[Records from a collection]

+++

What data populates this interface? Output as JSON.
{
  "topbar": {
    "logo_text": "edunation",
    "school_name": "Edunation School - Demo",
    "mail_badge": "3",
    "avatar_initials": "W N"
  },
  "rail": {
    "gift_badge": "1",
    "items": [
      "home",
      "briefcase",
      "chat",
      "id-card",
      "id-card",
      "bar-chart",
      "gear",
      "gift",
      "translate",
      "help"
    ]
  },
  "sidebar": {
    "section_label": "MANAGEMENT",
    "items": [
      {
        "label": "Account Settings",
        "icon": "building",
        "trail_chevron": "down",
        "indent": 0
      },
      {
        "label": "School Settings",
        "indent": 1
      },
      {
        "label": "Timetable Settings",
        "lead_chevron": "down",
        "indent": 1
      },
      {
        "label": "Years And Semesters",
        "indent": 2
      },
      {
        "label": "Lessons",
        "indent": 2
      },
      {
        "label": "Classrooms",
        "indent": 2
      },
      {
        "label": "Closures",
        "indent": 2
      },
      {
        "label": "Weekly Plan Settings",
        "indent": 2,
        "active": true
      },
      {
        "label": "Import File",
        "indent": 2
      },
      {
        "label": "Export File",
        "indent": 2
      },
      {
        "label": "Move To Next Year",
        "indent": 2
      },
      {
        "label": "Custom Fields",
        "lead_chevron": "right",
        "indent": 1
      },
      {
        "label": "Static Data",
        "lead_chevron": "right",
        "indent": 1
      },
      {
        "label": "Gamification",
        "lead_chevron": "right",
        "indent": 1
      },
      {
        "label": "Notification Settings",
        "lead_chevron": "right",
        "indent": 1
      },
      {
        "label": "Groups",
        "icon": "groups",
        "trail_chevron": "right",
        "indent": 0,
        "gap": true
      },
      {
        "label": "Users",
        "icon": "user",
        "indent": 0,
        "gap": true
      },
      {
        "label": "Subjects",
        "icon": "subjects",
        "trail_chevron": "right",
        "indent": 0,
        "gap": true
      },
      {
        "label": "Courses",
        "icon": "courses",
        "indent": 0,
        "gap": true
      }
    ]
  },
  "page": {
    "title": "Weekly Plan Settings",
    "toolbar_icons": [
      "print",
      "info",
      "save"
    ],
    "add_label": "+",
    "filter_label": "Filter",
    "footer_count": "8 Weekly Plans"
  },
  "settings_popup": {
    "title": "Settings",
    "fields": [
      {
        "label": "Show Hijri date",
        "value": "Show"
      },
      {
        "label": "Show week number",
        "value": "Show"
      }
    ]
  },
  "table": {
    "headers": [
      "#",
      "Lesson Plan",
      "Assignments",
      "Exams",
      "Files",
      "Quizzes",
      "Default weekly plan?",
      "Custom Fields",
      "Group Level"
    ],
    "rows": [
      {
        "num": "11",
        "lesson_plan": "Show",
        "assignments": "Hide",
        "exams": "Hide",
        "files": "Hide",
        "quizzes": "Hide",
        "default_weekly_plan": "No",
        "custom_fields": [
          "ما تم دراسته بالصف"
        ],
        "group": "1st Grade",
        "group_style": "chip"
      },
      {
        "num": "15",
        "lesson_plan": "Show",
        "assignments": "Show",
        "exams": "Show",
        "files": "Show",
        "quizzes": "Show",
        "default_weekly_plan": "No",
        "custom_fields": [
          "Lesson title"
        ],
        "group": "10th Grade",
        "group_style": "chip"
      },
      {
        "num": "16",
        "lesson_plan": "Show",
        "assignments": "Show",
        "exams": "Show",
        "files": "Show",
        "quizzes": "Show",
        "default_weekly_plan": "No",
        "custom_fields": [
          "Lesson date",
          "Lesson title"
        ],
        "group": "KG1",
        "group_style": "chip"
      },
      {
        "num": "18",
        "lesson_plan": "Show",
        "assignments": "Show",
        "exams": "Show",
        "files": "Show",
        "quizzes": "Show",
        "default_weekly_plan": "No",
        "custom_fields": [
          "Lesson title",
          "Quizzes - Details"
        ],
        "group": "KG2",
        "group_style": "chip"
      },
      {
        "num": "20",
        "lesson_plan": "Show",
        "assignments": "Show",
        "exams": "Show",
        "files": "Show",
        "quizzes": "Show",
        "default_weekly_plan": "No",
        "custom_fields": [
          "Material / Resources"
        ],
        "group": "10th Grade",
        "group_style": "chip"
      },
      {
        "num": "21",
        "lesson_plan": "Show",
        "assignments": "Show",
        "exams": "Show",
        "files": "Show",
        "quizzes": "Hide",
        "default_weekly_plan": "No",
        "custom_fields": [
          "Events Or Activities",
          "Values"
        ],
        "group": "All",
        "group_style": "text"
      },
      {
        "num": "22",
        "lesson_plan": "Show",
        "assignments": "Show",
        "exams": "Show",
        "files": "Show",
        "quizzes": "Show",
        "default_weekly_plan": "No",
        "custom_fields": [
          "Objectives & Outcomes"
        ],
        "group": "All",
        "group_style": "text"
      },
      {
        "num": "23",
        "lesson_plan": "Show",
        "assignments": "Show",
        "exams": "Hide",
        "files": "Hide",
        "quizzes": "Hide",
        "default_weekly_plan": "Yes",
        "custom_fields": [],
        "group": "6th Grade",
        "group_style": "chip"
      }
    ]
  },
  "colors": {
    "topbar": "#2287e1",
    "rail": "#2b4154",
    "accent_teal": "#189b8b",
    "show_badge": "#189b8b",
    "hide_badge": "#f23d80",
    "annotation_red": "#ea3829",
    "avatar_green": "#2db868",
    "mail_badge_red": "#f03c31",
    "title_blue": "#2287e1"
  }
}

+++

#### Task brief
Extract all the material, leaving every line as it is.

#### Answer for the task
What data populates this interface? Output as JSON.
{
  "topbar": {
    "logo_text": "edunation",
    "school_name": "Edunation School - Demo",
    "mail_badge": "3",
    "avatar_initials": "W N"
  },
  "rail": {
    "gift_badge": "1",
    "items": [
      "home",
      "briefcase",
      "chat",
      "id-card",
      "id-card",
      "bar-chart",
      "gear",
      "gift",
      "translate",
      "help"
    ]
  },
  "sidebar": {
    "section_label": "MANAGEMENT",
    "items": [
      {
        "label": "Account Settings",
        "icon": "building",
        "trail_chevron": "down",
        "indent": 0
      },
      {
        "label": "School Settings",
        "indent": 1
      },
      {
        "label": "Timetable Settings",
        "lead_chevron": "down",
        "indent": 1
      },
      {
        "label": "Years And Semesters",
        "indent": 2
      },
      {
        "label": "Lessons",
        "indent": 2
      },
      {
        "label": "Classrooms",
        "indent": 2
      },
      {
        "label": "Closures",
        "indent": 2
      },
      {
        "label": "Weekly Plan Settings",
        "indent": 2,
        "active": true
      },
      {
        "label": "Import File",
        "indent": 2
      },
      {
        "label": "Export File",
        "indent": 2
      },
      {
        "label": "Move To Next Year",
        "indent": 2
      },
      {
        "label": "Custom Fields",
        "lead_chevron": "right",
        "indent": 1
      },
      {
        "label": "Static Data",
        "lead_chevron": "right",
        "indent": 1
      },
      {
        "label": "Gamification",
        "lead_chevron": "right",
        "indent": 1
      },
      {
        "label": "Notification Settings",
        "lead_chevron": "right",
        "indent": 1
      },
      {
        "label": "Groups",
        "icon": "groups",
        "trail_chevron": "right",
        "indent": 0,
        "gap": true
      },
      {
        "label": "Users",
        "icon": "user",
        "indent": 0,
        "gap": true
      },
      {
        "label": "Subjects",
        "icon": "subjects",
        "trail_chevron": "right",
        "indent": 0,
        "gap": true
      },
      {
        "label": "Courses",
        "icon": "courses",
        "indent": 0,
        "gap": true
      }
    ]
  },
  "page": {
    "title": "Weekly Plan Settings",
    "toolbar_icons": [
      "print",
      "info",
      "save"
    ],
    "add_label": "+",
    "filter_label": "Filter",
    "footer_count": "8 Weekly Plans"
  },
  "settings_popup": {
    "title": "Settings",
    "fields": [
      {
        "label": "Show Hijri date",
        "value": "Show"
      },
      {
        "label": "Show week number",
        "value": "Show"
      }
    ]
  },
  "table": {
    "headers": [
      "#",
      "Lesson Plan",
      "Assignments",
      "Exams",
      "Files",
      "Quizzes",
      "Default weekly plan?",
      "Custom Fields",
      "Group Level"
    ],
    "rows": [
      {
        "num": "11",
        "lesson_plan": "Show",
        "assignments": "Hide",
        "exams": "Hide",
        "files": "Hide",
        "quizzes": "Hide",
        "default_weekly_plan": "No",
        "custom_fields": [
          "ما تم دراسته بالصف"
        ],
        "group": "1st Grade",
        "group_style": "chip"
      },
      {
        "num": "15",
        "lesson_plan": "Show",
        "assignments": "Show",
        "exams": "Show",
        "files": "Show",
        "quizzes": "Show",
        "default_weekly_plan": "No",
        "custom_fields": [
          "Lesson title"
        ],
        "group": "10th Grade",
        "group_style": "chip"
      },
      {
        "num": "16",
        "lesson_plan": "Show",
        "assignments": "Show",
        "exams": "Show",
        "files": "Show",
        "quizzes": "Show",
        "default_weekly_plan": "No",
        "custom_fields": [
          "Lesson date",
          "Lesson title"
        ],
        "group": "KG1",
        "group_style": "chip"
      },
      {
        "num": "18",
        "lesson_plan": "Show",
        "assignments": "Show",
        "exams": "Show",
        "files": "Show",
        "quizzes": "Show",
        "default_weekly_plan": "No",
        "custom_fields": [
          "Lesson title",
          "Quizzes - Details"
        ],
        "group": "KG2",
        "group_style": "chip"
      },
      {
        "num": "20",
        "lesson_plan": "Show",
        "assignments": "Show",
        "exams": "Show",
        "files": "Show",
        "quizzes": "Show",
        "default_weekly_plan": "No",
        "custom_fields": [
          "Material / Resources"
        ],
        "group": "10th Grade",
        "group_style": "chip"
      },
      {
        "num": "21",
        "lesson_plan": "Show",
        "assignments": "Show",
        "exams": "Show",
        "files": "Show",
        "quizzes": "Hide",
        "default_weekly_plan": "No",
        "custom_fields": [
          "Events Or Activities",
          "Values"
        ],
        "group": "All",
        "group_style": "text"
      },
      {
        "num": "22",
        "lesson_plan": "Show",
        "assignments": "Show",
        "exams": "Show",
        "files": "Show",
        "quizzes": "Show",
        "default_weekly_plan": "No",
        "custom_fields": [
          "Objectives & Outcomes"
        ],
        "group": "All",
        "group_style": "text"
      },
      {
        "num": "23",
        "lesson_plan": "Show",
        "assignments": "Show",
        "exams": "Hide",
        "files": "Hide",
        "quizzes": "Hide",
        "default_weekly_plan": "Yes",
        "custom_fields": [],
        "group": "6th Grade",
        "group_style": "chip"
      }
    ]
  },
  "colors": {
    "topbar": "#2287e1",
    "rail": "#2b4154",
    "accent_teal": "#189b8b",
    "show_badge": "#189b8b",
    "hide_badge": "#f23d80",
    "annotation_red": "#ea3829",
    "avatar_green": "#2db868",
    "mail_badge_red": "#f03c31",
    "title_blue": "#2287e1"
  }
}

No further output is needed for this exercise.